Written instruction:
Retype all of the data. Every line must match exactly.

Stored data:
= = = =
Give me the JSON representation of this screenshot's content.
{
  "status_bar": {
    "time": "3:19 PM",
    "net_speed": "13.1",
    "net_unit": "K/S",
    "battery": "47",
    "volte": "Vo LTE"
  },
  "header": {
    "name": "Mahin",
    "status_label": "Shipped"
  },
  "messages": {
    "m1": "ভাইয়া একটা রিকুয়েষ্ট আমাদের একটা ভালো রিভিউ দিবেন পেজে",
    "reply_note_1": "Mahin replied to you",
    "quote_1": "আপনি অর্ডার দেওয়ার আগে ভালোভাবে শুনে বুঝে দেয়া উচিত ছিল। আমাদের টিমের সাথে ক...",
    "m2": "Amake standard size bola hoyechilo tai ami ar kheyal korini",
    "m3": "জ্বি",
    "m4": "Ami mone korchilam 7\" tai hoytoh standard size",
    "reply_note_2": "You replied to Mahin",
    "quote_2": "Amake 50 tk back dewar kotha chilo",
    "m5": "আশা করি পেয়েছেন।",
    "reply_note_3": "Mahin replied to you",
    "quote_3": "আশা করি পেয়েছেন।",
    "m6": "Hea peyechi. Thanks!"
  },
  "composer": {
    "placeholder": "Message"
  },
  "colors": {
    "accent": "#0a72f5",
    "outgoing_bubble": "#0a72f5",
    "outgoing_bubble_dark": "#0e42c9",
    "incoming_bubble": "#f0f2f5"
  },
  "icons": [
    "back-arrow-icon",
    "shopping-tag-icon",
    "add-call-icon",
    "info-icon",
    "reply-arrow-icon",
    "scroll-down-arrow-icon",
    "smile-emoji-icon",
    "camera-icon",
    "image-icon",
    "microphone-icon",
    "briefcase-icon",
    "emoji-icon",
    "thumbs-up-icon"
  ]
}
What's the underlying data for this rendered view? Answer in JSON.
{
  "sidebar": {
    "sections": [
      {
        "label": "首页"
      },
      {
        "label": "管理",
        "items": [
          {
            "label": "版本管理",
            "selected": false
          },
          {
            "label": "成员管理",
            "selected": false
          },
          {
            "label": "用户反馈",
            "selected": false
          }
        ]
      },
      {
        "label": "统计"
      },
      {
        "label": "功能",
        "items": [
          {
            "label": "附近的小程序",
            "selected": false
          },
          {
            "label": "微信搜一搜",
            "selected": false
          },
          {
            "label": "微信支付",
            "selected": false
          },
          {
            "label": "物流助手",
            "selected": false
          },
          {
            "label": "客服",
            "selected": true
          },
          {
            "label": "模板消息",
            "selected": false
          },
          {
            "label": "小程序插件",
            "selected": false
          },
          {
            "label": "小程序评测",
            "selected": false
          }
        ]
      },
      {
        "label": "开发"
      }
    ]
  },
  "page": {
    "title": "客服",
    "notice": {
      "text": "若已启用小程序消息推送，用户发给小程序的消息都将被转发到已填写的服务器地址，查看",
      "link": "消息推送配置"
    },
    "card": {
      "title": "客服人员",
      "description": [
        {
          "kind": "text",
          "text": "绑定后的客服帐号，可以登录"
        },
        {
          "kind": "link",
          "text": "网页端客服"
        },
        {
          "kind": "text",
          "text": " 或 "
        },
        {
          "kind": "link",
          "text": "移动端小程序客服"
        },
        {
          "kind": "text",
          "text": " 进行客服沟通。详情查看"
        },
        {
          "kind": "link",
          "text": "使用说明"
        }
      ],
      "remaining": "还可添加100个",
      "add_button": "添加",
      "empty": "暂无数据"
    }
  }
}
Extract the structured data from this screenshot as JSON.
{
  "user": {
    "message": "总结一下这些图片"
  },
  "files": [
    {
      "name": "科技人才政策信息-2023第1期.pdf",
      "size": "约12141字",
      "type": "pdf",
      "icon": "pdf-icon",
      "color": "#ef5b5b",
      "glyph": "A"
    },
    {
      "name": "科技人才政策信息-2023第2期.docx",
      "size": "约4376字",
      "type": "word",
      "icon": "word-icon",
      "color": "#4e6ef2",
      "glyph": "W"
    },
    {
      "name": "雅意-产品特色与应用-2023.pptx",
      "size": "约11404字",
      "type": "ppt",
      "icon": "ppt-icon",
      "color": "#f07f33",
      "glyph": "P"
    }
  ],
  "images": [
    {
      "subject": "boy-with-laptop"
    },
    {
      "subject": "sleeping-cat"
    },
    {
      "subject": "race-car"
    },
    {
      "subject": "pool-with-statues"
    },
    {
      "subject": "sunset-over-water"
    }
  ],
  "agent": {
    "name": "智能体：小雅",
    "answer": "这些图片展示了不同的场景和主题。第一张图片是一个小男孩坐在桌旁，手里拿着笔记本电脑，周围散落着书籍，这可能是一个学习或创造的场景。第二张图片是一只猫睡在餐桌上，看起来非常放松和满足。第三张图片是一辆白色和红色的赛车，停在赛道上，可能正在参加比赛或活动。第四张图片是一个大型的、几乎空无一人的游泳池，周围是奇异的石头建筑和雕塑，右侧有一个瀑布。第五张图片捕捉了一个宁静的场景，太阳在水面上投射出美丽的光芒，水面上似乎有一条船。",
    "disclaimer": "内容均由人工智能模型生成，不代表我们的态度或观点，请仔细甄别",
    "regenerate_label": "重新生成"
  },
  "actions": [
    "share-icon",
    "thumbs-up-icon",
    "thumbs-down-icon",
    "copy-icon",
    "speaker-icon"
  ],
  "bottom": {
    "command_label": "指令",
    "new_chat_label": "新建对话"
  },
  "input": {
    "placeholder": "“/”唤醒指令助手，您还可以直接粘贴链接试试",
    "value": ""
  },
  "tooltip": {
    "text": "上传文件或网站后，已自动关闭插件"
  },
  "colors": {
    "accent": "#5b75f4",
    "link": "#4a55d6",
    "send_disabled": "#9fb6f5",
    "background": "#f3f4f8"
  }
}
= = = =
Final result:
Give me the JSON representation of this screenshot's content.
{
  "status_bar": {
    "time": "3:19 PM",
    "net_speed": "13.1",
    "net_unit": "K/S",
    "battery": "47",
    "volte": "Vo LTE"
  },
  "header": {
    "name": "Mahin",
    "status_label": "Shipped"
  },
  "messages": {
    "m1": "ভাইয়া একটা রিকুয়েষ্ট আমাদের একটা ভালো রিভিউ দিবেন পেজে",
    "reply_note_1": "Mahin replied to you",
    "quote_1": "আপনি অর্ডার দেওয়ার আগে ভালোভাবে শুনে বুঝে দেয়া উচিত ছিল। আমাদের টিমের সাথে ক...",
    "m2": "Amake standard size bola hoyechilo tai ami ar kheyal korini",
    "m3": "জ্বি",
    "m4": "Ami mone korchilam 7\" tai hoytoh standard size",
    "reply_note_2": "You replied to Mahin",
    "quote_2": "Amake 50 tk back dewar kotha chilo",
    "m5": "আশা করি পেয়েছেন।",
    "reply_note_3": "Mahin replied to you",
    "quote_3": "আশা করি পেয়েছেন।",
    "m6": "Hea peyechi. Thanks!"
  },
  "composer": {
    "placeholder": "Message"
  },
  "colors": {
    "accent": "#0a72f5",
    "outgoing_bubble": "#0a72f5",
    "outgoing_bubble_dark": "#0e42c9",
    "incoming_bubble": "#f0f2f5"
  },
  "icons": [
    "back-arrow-icon",
    "shopping-tag-icon",
    "add-call-icon",
    "info-icon",
    "reply-arrow-icon",
    "scroll-down-arrow-icon",
    "smile-emoji-icon",
    "camera-icon",
    "image-icon",
    "microphone-icon",
    "briefcase-icon",
    "emoji-icon",
    "thumbs-up-icon"
  ]
}
What's the underlying data for this rendered view? Answer in JSON.
{
  "sidebar": {
    "sections": [
      {
        "label": "首页"
      },
      {
        "label": "管理",
        "items": [
          {
            "label": "版本管理",
            "selected": false
          },
          {
            "label": "成员管理",
            "selected": false
          },
          {
            "label": "用户反馈",
            "selected": false
          }
        ]
      },
      {
        "label": "统计"
      },
      {
        "label": "功能",
        "items": [
          {
            "label": "附近的小程序",
            "selected": false
          },
          {
            "label": "微信搜一搜",
            "selected": false
          },
          {
            "label": "微信支付",
            "selected": false
          },
          {
            "label": "物流助手",
            "selected": false
          },
          {
            "label": "客服",
            "selected": true
          },
          {
            "label": "模板消息",
            "selected": false
          },
          {
            "label": "小程序插件",
            "selected": false
          },
          {
            "label": "小程序评测",
            "selected": false
          }
        ]
      },
      {
        "label": "开发"
      }
    ]
  },
  "page": {
    "title": "客服",
    "notice": {
      "text": "若已启用小程序消息推送，用户发给小程序的消息都将被转发到已填写的服务器地址，查看",
      "link": "消息推送配置"
    },
    "card": {
      "title": "客服人员",
      "description": [
        {
          "kind": "text",
          "text": "绑定后的客服帐号，可以登录"
        },
        {
          "kind": "link",
          "text": "网页端客服"
        },
        {
          "kind": "text",
          "text": " 或 "
        },
        {
          "kind": "link",
          "text": "移动端小程序客服"
        },
        {
          "kind": "text",
          "text": " 进行客服沟通。详情查看"
        },
        {
          "kind": "link",
          "text": "使用说明"
        }
      ],
      "remaining": "还可添加100个",
      "add_button": "添加",
      "empty": "暂无数据"
    }
  }
}
Extract the structured data from this screenshot as JSON.
{
  "user": {
    "message": "总结一下这些图片"
  },
  "files": [
    {
      "name": "科技人才政策信息-2023第1期.pdf",
      "size": "约12141字",
      "type": "pdf",
      "icon": "pdf-icon",
      "color": "#ef5b5b",
      "glyph": "A"
    },
    {
      "name": "科技人才政策信息-2023第2期.docx",
      "size": "约4376字",
      "type": "word",
      "icon": "word-icon",
      "color": "#4e6ef2",
      "glyph": "W"
    },
    {
      "name": "雅意-产品特色与应用-2023.pptx",
      "size": "约11404字",
      "type": "ppt",
      "icon": "ppt-icon",
      "color": "#f07f33",
      "glyph": "P"
    }
  ],
  "images": [
    {
      "subject": "boy-with-laptop"
    },
    {
      "subject": "sleeping-cat"
    },
    {
      "subject": "race-car"
    },
    {
      "subject": "pool-with-statues"
    },
    {
      "subject": "sunset-over-water"
    }
  ],
  "agent": {
    "name": "智能体：小雅",
    "answer": "这些图片展示了不同的场景和主题。第一张图片是一个小男孩坐在桌旁，手里拿着笔记本电脑，周围散落着书籍，这可能是一个学习或创造的场景。第二张图片是一只猫睡在餐桌上，看起来非常放松和满足。第三张图片是一辆白色和红色的赛车，停在赛道上，可能正在参加比赛或活动。第四张图片是一个大型的、几乎空无一人的游泳池，周围是奇异的石头建筑和雕塑，右侧有一个瀑布。第五张图片捕捉了一个宁静的场景，太阳在水面上投射出美丽的光芒，水面上似乎有一条船。",
    "disclaimer": "内容均由人工智能模型生成，不代表我们的态度或观点，请仔细甄别",
    "regenerate_label": "重新生成"
  },
  "actions": [
    "share-icon",
    "thumbs-up-icon",
    "thumbs-down-icon",
    "copy-icon",
    "speaker-icon"
  ],
  "bottom": {
    "command_label": "指令",
    "new_chat_label": "新建对话"
  },
  "input": {
    "placeholder": "“/”唤醒指令助手，您还可以直接粘贴链接试试",
    "value": ""
  },
  "tooltip": {
    "text": "上传文件或网站后，已自动关闭插件"
  },
  "colors": {
    "accent": "#5b75f4",
    "link": "#4a55d6",
    "send_disabled": "#9fb6f5",
    "background": "#f3f4f8"
  }
}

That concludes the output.